▶ _EXERCISE DETAILS_
Restate, word for word, the run of lines that starts at the line containing "Give me a plain-text" and ends with the final line of the listing. Leave pictures out.

=-=-=-=-=

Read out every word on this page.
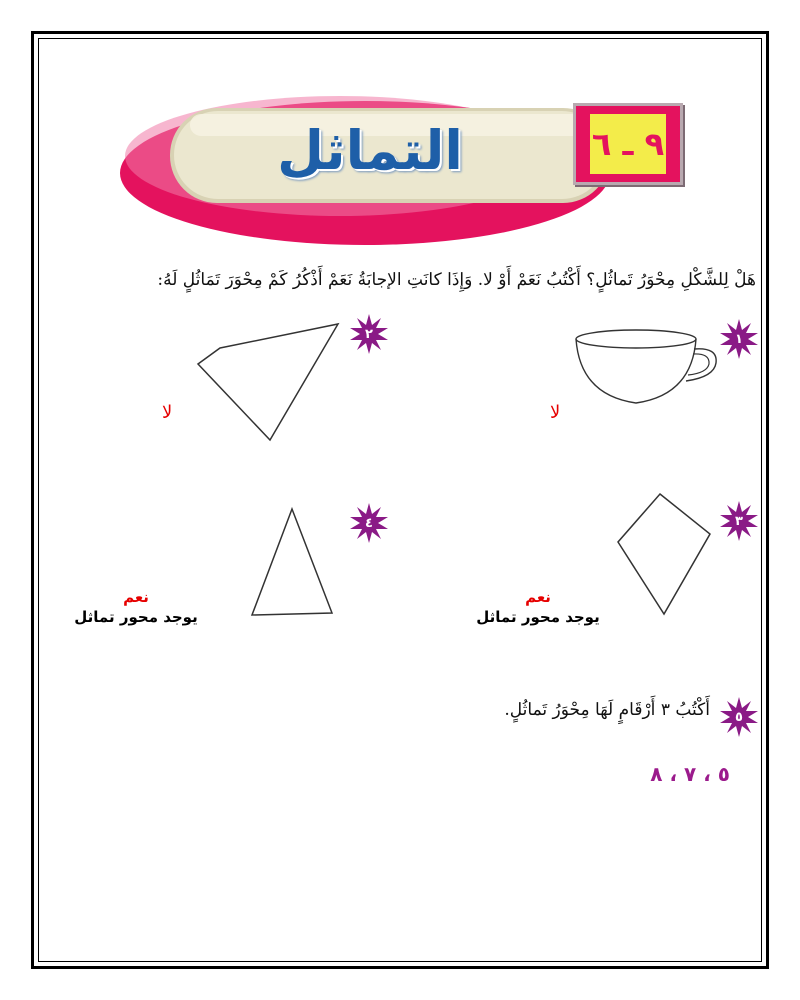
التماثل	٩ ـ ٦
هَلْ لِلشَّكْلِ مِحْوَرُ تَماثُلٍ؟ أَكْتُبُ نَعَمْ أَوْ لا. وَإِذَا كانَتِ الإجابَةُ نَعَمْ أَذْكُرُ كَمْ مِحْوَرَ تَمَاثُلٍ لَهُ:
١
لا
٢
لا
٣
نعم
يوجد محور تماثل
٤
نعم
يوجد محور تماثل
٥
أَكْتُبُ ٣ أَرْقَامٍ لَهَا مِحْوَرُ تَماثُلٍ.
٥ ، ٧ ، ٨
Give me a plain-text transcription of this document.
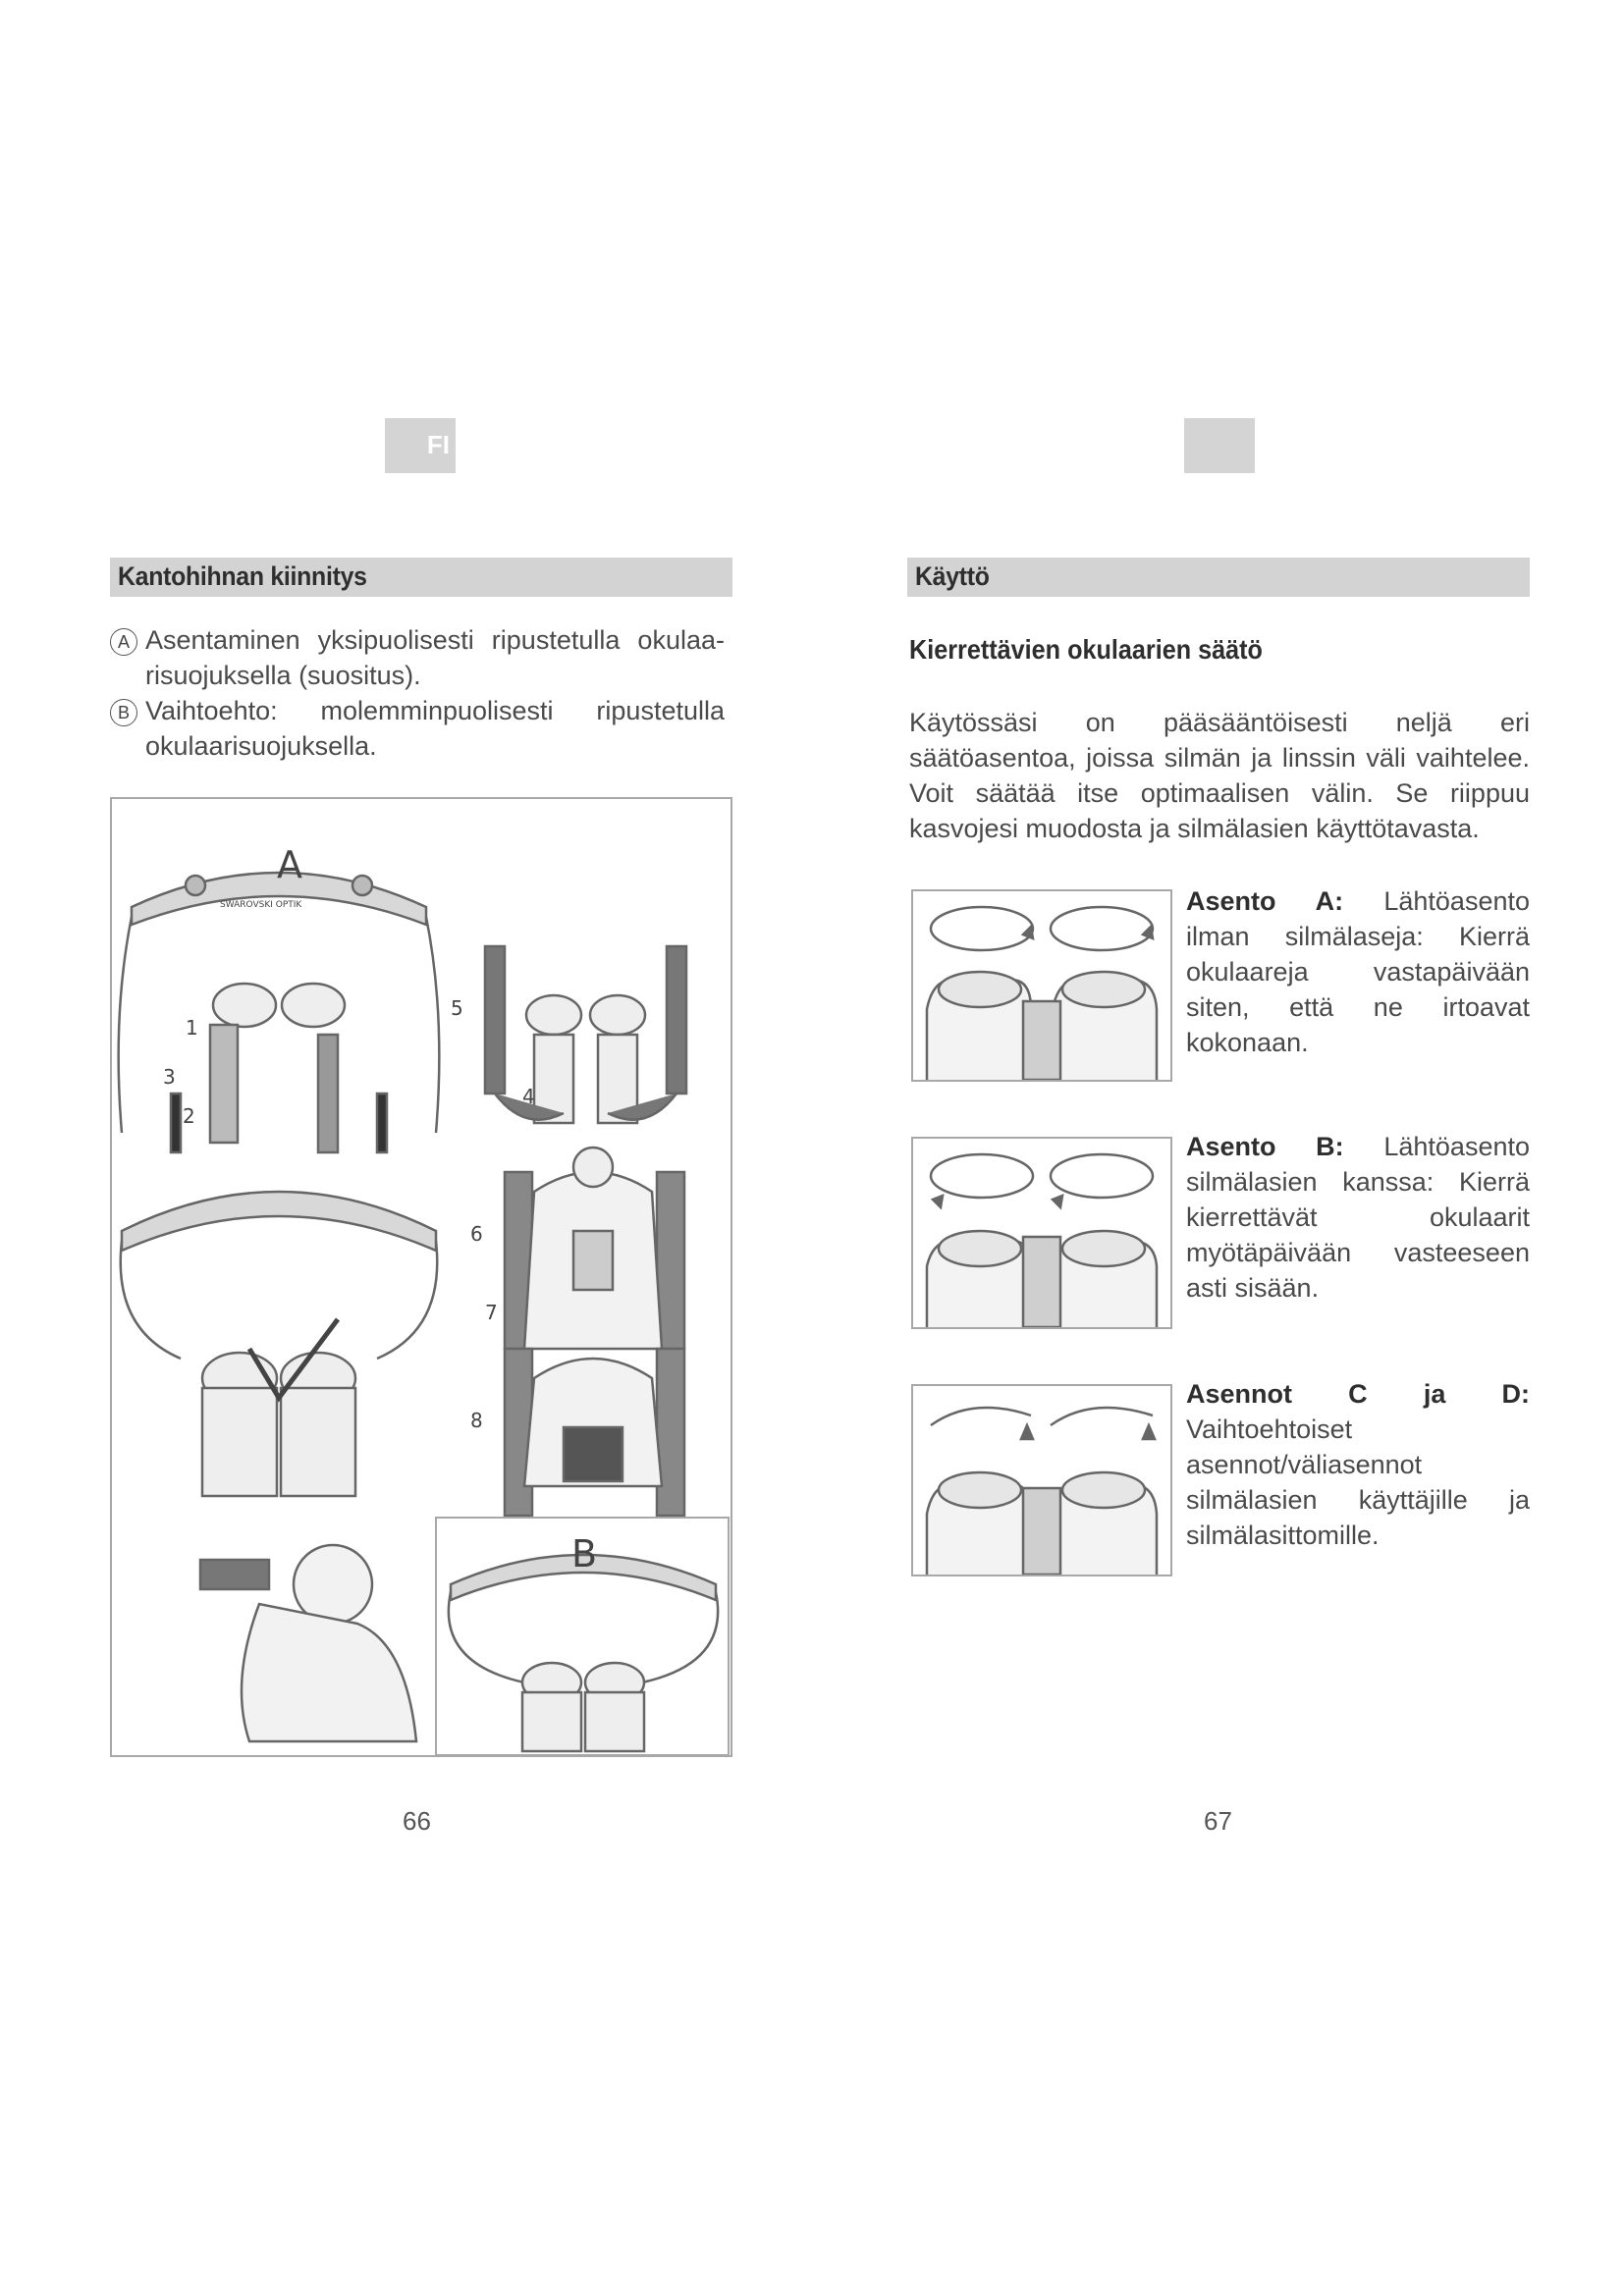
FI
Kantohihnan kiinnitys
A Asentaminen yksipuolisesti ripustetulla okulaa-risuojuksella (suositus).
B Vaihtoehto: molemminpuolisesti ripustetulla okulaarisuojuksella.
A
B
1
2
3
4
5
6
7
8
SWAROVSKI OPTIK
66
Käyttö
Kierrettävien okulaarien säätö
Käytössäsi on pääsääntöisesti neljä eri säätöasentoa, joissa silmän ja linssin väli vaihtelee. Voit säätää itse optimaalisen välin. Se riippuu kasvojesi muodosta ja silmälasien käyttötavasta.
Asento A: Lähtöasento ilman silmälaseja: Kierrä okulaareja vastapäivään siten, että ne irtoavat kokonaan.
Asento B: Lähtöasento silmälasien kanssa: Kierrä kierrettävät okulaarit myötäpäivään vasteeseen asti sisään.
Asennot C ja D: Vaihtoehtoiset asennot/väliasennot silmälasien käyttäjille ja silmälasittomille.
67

=-=-=-=-=

▶ _REPLY_
Give me a plain-text transcription of this document.
FI
Kantohihnan kiinnitys
A Asentaminen yksipuolisesti ripustetulla okulaa-risuojuksella (suositus).
B Vaihtoehto: molemminpuolisesti ripustetulla okulaarisuojuksella.
A
B
1
2
3
4
5
6
7
8
SWAROVSKI OPTIK
66
Käyttö
Kierrettävien okulaarien säätö
Käytössäsi on pääsääntöisesti neljä eri säätöasentoa, joissa silmän ja linssin väli vaihtelee. Voit säätää itse optimaalisen välin. Se riippuu kasvojesi muodosta ja silmälasien käyttötavasta.
Asento A: Lähtöasento ilman silmälaseja: Kierrä okulaareja vastapäivään siten, että ne irtoavat kokonaan.
Asento B: Lähtöasento silmälasien kanssa: Kierrä kierrettävät okulaarit myötäpäivään vasteeseen asti sisään.
Asennot C ja D: Vaihtoehtoiset asennot/väliasennot silmälasien käyttäjille ja silmälasittomille.
67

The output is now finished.